++++ Data to use ++++

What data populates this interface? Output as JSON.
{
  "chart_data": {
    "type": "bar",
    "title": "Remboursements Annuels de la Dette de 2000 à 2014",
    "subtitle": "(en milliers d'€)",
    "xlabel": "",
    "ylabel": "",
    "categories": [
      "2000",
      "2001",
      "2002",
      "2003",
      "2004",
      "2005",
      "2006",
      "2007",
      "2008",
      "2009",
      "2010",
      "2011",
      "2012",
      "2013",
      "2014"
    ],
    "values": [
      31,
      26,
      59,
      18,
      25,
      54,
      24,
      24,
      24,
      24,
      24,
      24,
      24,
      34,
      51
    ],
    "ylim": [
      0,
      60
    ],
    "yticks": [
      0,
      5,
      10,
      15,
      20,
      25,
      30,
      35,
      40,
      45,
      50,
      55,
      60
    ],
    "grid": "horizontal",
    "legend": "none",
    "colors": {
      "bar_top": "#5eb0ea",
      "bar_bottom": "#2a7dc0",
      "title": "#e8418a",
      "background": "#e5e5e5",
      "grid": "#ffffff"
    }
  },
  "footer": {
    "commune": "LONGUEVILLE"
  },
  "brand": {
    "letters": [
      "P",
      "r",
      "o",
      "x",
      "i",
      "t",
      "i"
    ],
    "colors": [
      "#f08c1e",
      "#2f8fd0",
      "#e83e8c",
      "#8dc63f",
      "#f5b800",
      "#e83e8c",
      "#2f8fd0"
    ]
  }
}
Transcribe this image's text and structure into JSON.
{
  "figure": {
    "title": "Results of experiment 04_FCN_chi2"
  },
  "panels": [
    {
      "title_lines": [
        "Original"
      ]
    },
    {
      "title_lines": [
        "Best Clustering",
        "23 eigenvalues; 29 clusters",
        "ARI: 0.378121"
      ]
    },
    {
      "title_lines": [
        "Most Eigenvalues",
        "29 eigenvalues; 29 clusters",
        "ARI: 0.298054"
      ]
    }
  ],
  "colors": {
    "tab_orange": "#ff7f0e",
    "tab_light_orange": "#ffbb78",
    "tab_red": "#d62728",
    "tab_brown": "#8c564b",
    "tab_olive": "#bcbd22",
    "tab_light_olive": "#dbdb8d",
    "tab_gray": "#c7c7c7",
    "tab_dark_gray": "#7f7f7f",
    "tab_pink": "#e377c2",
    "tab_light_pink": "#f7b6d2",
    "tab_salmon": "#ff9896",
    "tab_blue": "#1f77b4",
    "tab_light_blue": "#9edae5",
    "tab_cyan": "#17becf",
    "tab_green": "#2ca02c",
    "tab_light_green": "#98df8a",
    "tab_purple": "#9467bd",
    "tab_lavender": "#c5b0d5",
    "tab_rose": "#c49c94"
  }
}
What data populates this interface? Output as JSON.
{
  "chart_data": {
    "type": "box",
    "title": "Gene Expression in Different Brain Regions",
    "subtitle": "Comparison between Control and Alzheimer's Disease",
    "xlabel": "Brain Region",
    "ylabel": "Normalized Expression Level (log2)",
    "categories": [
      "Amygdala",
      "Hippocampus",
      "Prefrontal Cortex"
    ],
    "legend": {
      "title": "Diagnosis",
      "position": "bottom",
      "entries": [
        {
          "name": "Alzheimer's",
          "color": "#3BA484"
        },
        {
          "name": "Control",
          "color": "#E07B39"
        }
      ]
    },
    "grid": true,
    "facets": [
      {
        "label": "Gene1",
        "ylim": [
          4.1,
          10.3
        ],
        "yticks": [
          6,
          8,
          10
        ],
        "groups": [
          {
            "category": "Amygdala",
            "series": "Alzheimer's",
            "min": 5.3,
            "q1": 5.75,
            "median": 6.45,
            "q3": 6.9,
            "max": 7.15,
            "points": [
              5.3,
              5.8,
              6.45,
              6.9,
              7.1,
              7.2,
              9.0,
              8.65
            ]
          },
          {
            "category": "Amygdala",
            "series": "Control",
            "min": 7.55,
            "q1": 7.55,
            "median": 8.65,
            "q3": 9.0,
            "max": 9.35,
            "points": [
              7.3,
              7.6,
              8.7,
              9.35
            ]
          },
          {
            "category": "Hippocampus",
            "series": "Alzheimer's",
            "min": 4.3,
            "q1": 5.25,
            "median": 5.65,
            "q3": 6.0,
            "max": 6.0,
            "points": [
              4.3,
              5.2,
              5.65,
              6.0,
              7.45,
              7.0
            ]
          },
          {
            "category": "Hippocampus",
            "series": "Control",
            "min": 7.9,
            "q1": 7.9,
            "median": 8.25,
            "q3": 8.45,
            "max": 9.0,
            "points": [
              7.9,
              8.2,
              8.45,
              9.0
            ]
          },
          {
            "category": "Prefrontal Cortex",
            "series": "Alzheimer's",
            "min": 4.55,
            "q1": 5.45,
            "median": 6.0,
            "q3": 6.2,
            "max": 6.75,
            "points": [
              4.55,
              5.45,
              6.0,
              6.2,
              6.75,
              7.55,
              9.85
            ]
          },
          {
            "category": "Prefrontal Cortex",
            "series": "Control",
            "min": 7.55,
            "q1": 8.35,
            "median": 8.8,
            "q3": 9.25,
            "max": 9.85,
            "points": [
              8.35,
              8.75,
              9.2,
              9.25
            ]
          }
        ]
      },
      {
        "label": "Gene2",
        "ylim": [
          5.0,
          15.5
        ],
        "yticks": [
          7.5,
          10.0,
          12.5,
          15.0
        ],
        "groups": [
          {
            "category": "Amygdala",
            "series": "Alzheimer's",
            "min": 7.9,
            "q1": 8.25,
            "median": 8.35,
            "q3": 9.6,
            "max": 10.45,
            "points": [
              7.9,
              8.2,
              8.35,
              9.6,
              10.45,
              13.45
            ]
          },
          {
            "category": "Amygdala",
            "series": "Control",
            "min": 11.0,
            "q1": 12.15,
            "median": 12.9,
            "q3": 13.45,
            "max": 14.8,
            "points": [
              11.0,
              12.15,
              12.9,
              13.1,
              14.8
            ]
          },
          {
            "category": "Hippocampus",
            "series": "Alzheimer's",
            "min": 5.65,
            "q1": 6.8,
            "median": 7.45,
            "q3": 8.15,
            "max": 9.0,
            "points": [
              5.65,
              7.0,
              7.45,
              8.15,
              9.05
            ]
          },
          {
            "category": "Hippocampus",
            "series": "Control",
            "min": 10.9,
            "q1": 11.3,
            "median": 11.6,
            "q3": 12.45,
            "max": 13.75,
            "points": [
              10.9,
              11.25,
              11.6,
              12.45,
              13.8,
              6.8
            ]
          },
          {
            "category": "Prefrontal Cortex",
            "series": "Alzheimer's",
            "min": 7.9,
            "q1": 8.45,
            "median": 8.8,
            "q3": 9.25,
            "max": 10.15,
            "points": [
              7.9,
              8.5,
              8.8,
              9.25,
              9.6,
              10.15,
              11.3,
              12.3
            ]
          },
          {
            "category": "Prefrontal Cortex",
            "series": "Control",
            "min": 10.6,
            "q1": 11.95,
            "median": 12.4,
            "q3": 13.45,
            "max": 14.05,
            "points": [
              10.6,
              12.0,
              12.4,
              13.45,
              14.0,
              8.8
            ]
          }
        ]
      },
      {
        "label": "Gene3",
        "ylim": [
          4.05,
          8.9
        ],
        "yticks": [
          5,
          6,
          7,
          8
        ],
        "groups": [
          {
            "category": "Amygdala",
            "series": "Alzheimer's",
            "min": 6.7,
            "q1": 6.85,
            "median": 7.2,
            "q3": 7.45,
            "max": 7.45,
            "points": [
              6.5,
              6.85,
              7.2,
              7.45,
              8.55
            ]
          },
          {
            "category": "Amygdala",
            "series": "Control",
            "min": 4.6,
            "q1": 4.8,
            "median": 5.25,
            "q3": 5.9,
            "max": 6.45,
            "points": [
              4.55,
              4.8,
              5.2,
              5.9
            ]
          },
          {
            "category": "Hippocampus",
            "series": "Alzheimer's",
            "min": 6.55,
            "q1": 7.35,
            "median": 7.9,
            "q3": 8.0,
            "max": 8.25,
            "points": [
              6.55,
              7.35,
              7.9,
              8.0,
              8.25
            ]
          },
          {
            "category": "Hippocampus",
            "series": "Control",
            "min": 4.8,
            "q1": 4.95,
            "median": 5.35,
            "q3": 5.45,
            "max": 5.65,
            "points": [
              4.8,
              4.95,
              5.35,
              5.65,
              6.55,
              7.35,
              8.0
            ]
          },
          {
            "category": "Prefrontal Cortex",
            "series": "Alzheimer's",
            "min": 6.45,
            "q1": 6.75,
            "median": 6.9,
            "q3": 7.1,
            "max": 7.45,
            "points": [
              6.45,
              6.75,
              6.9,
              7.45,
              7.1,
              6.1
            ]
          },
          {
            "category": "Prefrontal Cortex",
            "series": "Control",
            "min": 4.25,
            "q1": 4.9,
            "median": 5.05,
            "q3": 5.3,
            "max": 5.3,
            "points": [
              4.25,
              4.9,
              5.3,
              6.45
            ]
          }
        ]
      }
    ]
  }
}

++++

## [Directive]
Copy in full each line that holds the word "clusters".

## [Solved problem]
        "23 eigenvalues; 29 clusters",
        "29 eigenvalues; 29 clusters",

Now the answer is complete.